=== Your task ===
State the number of lines that hold the string "עולים", with nothing added.

=== Dataset entries ===
★ ★ ★

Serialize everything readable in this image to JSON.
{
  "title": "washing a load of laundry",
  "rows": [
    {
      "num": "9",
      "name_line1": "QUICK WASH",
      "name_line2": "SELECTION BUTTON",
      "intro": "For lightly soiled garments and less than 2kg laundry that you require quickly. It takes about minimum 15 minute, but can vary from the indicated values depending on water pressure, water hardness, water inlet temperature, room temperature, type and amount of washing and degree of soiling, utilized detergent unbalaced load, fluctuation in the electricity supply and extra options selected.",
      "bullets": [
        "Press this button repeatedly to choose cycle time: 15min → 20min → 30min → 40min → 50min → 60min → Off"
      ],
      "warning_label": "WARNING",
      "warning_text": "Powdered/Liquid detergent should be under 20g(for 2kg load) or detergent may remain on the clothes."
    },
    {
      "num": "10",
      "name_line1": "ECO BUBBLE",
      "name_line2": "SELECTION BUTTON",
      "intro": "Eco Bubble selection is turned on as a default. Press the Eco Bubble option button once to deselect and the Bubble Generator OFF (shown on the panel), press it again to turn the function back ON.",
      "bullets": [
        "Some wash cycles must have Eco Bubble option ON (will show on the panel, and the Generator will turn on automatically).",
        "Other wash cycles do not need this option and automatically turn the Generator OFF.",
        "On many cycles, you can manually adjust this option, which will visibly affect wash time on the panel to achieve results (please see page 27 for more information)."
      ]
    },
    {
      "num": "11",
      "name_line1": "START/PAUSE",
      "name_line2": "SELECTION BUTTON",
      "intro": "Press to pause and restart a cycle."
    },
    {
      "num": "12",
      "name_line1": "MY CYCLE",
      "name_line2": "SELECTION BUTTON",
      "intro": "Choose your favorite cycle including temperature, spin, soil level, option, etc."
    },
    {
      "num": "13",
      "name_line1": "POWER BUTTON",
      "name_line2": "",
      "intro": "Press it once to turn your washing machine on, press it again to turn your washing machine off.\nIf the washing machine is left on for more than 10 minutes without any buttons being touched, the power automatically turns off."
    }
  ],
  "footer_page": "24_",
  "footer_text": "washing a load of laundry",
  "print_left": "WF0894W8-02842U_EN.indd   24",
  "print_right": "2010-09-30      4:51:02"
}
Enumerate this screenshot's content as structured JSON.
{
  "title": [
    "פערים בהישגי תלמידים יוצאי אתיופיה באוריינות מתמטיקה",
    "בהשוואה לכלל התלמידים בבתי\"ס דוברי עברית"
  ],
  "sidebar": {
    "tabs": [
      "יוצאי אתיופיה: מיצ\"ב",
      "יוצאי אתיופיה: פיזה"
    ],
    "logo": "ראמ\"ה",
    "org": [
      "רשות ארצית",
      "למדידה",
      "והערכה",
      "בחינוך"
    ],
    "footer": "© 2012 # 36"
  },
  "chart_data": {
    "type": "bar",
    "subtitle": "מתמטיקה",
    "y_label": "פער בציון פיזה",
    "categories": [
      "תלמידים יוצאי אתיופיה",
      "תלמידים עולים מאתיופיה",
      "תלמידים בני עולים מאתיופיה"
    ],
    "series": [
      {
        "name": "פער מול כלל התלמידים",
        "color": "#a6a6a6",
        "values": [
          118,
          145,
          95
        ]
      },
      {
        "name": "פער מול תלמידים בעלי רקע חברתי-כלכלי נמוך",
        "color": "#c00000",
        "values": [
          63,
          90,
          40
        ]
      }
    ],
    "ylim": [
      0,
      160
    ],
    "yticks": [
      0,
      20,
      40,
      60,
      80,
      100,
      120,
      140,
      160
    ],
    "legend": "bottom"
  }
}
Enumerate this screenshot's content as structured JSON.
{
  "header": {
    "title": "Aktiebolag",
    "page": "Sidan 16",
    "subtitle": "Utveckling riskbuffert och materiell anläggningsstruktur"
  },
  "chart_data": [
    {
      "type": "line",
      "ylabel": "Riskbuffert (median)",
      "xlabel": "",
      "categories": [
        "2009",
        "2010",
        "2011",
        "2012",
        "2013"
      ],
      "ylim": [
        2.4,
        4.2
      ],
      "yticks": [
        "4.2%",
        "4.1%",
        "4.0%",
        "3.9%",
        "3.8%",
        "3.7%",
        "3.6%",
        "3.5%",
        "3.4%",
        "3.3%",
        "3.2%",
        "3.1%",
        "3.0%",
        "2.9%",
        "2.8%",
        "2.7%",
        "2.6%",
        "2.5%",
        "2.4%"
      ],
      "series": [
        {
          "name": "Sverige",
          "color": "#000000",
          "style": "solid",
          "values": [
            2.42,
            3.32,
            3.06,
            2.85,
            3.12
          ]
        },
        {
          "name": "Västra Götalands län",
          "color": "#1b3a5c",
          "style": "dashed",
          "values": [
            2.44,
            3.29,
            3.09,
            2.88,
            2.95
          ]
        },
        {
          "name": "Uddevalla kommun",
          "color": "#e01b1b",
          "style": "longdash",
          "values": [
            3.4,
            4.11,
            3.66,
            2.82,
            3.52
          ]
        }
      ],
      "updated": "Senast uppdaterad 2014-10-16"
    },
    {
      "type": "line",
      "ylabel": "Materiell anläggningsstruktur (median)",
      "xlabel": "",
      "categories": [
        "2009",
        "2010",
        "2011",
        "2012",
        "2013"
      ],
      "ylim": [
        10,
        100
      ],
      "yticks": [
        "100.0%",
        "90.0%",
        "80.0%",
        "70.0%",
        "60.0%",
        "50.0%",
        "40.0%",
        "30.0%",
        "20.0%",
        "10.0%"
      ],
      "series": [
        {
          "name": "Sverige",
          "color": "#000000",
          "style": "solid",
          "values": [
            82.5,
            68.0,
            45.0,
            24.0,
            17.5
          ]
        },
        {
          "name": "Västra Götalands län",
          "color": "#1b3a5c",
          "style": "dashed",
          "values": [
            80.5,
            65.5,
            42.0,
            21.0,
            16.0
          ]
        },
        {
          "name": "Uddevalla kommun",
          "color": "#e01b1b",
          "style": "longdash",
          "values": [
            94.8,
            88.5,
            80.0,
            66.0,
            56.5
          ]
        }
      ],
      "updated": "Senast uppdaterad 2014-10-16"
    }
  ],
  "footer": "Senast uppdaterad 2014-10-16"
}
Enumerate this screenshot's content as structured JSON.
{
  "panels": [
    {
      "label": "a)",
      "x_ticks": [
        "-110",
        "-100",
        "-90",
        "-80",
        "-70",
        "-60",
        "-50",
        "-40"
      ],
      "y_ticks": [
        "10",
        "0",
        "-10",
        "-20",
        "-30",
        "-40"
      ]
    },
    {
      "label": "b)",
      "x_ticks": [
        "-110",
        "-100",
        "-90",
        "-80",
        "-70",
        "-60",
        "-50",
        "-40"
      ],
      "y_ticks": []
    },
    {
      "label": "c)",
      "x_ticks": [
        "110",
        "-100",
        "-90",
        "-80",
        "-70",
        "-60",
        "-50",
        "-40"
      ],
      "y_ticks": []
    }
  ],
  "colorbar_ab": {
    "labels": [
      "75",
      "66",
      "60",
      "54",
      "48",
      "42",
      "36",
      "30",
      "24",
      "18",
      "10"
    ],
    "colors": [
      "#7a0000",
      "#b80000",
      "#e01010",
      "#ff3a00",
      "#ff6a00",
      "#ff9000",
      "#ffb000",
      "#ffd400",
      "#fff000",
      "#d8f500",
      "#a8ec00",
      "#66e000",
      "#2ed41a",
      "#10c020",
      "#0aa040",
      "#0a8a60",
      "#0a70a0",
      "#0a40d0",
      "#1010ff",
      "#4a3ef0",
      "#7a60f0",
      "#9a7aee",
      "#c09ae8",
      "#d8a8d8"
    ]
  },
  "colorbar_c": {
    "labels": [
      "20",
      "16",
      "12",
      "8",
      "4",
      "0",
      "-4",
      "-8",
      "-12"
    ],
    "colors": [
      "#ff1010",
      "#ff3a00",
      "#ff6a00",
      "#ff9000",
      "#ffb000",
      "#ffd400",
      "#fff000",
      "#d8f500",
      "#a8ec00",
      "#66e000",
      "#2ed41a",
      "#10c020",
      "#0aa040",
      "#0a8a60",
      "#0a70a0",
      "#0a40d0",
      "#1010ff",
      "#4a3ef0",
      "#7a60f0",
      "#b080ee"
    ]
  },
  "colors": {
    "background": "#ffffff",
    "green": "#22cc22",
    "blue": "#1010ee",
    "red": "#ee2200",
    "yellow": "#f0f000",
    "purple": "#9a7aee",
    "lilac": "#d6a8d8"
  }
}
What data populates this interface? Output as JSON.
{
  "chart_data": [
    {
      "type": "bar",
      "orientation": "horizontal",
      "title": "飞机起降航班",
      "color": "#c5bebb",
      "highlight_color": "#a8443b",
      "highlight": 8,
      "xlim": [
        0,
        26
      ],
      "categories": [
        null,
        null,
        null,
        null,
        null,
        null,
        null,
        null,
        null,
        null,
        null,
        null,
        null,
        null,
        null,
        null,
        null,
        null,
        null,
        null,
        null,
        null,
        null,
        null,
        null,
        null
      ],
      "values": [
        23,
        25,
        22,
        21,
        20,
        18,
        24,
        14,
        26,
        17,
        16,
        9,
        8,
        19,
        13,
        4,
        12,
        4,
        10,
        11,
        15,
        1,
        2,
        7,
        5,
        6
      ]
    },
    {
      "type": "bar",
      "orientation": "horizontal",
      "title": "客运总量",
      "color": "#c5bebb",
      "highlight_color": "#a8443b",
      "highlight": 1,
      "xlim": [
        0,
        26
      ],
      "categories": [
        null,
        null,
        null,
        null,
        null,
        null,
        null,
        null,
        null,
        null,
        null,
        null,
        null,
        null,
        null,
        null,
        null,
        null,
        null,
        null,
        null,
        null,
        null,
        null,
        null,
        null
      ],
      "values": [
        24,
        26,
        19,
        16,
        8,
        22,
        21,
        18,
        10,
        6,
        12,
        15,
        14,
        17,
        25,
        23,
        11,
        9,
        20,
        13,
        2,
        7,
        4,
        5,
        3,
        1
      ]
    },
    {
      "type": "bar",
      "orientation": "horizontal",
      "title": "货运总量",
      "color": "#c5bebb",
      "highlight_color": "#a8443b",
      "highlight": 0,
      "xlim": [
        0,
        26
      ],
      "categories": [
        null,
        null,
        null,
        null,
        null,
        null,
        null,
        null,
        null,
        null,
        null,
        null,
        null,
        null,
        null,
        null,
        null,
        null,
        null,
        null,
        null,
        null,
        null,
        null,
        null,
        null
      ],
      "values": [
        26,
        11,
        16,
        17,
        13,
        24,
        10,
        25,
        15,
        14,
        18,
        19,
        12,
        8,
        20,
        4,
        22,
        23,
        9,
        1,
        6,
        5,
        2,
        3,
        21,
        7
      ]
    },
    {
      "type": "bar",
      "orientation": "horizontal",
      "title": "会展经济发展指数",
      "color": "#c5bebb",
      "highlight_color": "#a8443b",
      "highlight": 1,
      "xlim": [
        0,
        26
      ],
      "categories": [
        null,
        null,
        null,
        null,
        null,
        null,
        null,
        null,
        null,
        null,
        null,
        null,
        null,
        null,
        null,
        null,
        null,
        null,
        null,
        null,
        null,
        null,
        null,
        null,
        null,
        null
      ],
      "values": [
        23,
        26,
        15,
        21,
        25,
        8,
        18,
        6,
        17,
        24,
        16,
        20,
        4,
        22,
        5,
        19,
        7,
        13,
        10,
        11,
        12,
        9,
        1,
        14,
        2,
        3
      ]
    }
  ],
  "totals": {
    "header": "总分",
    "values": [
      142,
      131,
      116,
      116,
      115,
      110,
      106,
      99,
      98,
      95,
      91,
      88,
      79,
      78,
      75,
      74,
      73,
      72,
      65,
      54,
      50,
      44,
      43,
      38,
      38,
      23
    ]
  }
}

★ ★ ★

=== The reply ===
2